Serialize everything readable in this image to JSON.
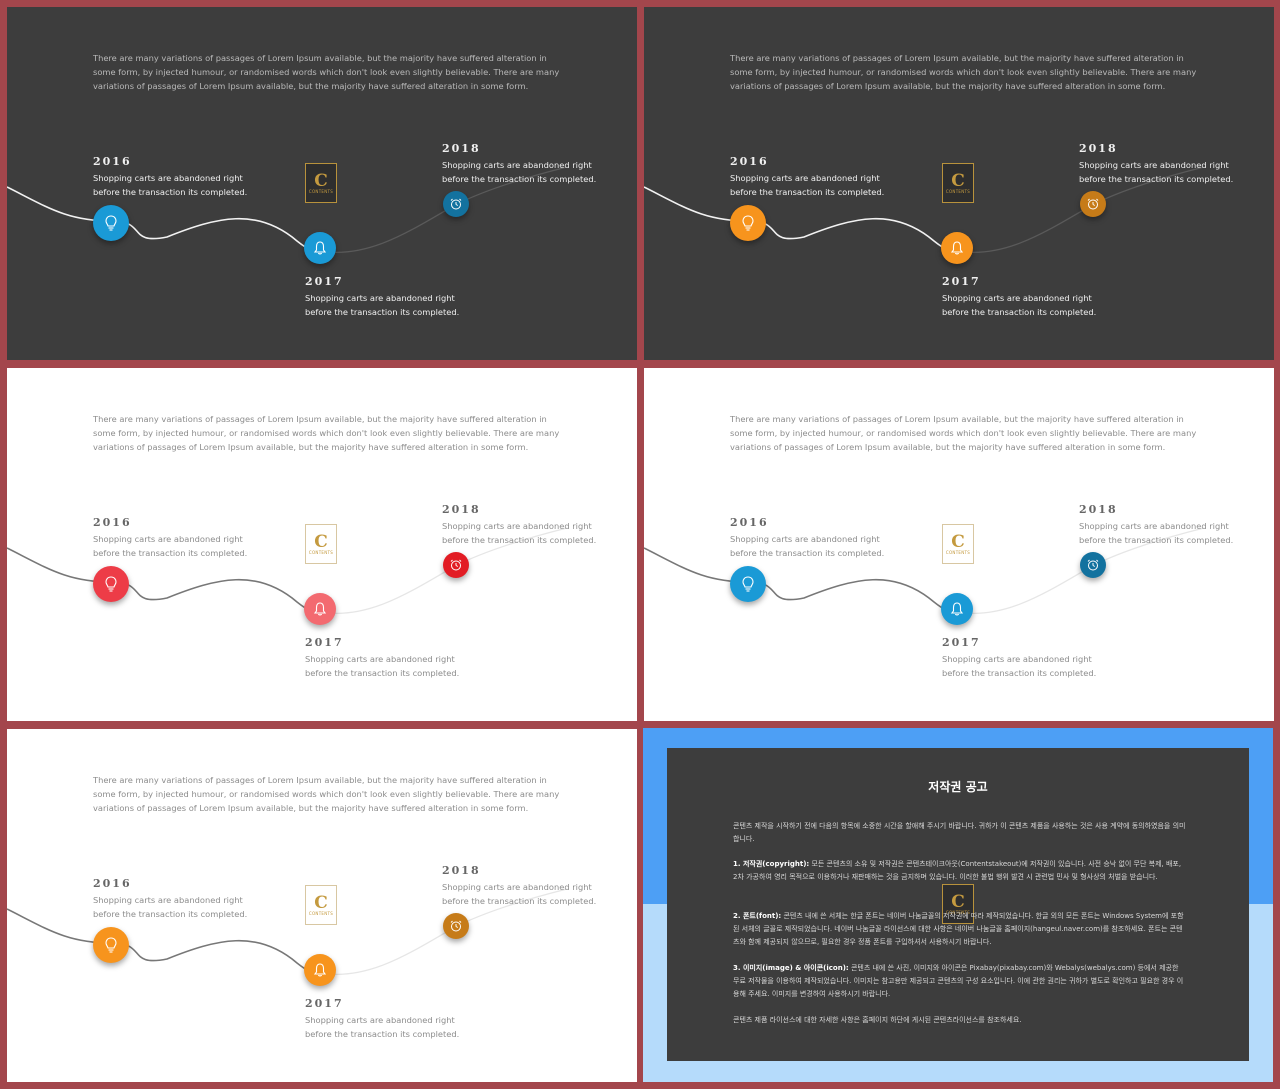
{
  "intro_text": "There are many variations of passages of Lorem Ipsum available, but the majority have suffered alteration in some form, by injected humour, or randomised words which don't look even slightly believable. There are many variations of passages of Lorem Ipsum available, but the majority have suffered alteration in some form.",
  "milestones": {
    "y2016": "2016",
    "y2017": "2017",
    "y2018": "2018",
    "desc": "Shopping carts are abandoned right before the transaction its completed."
  },
  "logo": {
    "letter": "C",
    "text": "CONTENTS"
  },
  "icons": [
    "lightbulb-icon",
    "bell-icon",
    "alarm-clock-icon"
  ],
  "themes": [
    {
      "bg": "dark",
      "c1": "#1a9ad6",
      "c2": "#1a9ad6",
      "c3": "#13729f"
    },
    {
      "bg": "dark",
      "c1": "#f7941d",
      "c2": "#f7941d",
      "c3": "#c67b18"
    },
    {
      "bg": "light",
      "c1": "#ed3c47",
      "c2": "#f36a70",
      "c3": "#e21c24"
    },
    {
      "bg": "light",
      "c1": "#1a9ad6",
      "c2": "#1a9ad6",
      "c3": "#13729f"
    },
    {
      "bg": "light",
      "c1": "#f7941d",
      "c2": "#f7941d",
      "c3": "#c67b18"
    }
  ],
  "notice": {
    "title": "저작권 공고",
    "intro": "콘텐츠 제작을 시작하기 전에 다음의 항목에 소중한 시간을 할애해 주시기 바랍니다. 귀하가 이 콘텐츠 제품을 사용하는 것은 사용 계약에 동의하였음을 의미합니다.",
    "p1_head": "1. 저작권(copyright):",
    "p1_body": "모든 콘텐츠의 소유 및 저작권은 콘텐츠테이크아웃(Contentstakeout)에 저작권이 있습니다. 사전 승낙 없이 무단 복제, 배포, 2차 가공하여 영리 목적으로 이용하거나 재판매하는 것을 금지하며 있습니다. 이러한 불법 행위 발견 시 관련법 민사 및 형사상의 처벌을 받습니다.",
    "p2_head": "2. 폰트(font):",
    "p2_body": "콘텐츠 내에 쓴 서체는 한글 폰트는 네이버 나눔글꼴의 저작권에 따라 제작되었습니다. 한글 외의 모든 폰트는 Windows System에 포함된 서체의 글꼴로 제작되었습니다. 네이버 나눔글꼴 라이선스에 대한 사항은 네이버 나눔글꼴 홈페이지(hangeul.naver.com)를 참조하세요. 폰트는 콘텐츠와 함께 제공되지 않으므로, 필요한 경우 정품 폰트를 구입하셔서 사용하시기 바랍니다.",
    "p3_head": "3. 이미지(image) & 아이콘(icon):",
    "p3_body": "콘텐츠 내에 쓴 사진, 이미지와 아이콘은 Pixabay(pixabay.com)와 Webalys(webalys.com) 등에서 제공한 무료 저작물을 이용하여 제작되었습니다. 이미지는 참고용만 제공되고 콘텐츠의 구성 요소입니다. 이에 관한 권리는 귀하가 별도로 확인하고 필요한 경우 이용해 주세요. 이미지를 변경하여 사용하시기 바랍니다.",
    "footer": "콘텐츠 제품 라이선스에 대한 자세한 사항은 홈페이지 하단에 게시된 콘텐츠라이선스를 참조하세요."
  }
}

--

# PROBLEM TO WORK ON
Check each line of the records for the word "제작되었습니다", and show the lines that contain it.

# TASK RESULT
    "p2_body": "콘텐츠 내에 쓴 서체는 한글 폰트는 네이버 나눔글꼴의 저작권에 따라 제작되었습니다. 한글 외의 모든 폰트는 Windows System에 포함된 서체의 글꼴로 제작되었습니다. 네이버 나눔글꼴 라이선스에 대한 사항은 네이버 나눔글꼴 홈페이지(hangeul.naver.com)를 참조하세요. 폰트는 콘텐츠와 함께 제공되지 않으므로, 필요한 경우 정품 폰트를 구입하셔서 사용하시기 바랍니다.",
    "p3_body": "콘텐츠 내에 쓴 사진, 이미지와 아이콘은 Pixabay(pixabay.com)와 Webalys(webalys.com) 등에서 제공한 무료 저작물을 이용하여 제작되었습니다. 이미지는 참고용만 제공되고 콘텐츠의 구성 요소입니다. 이에 관한 권리는 귀하가 별도로 확인하고 필요한 경우 이용해 주세요. 이미지를 변경하여 사용하시기 바랍니다.",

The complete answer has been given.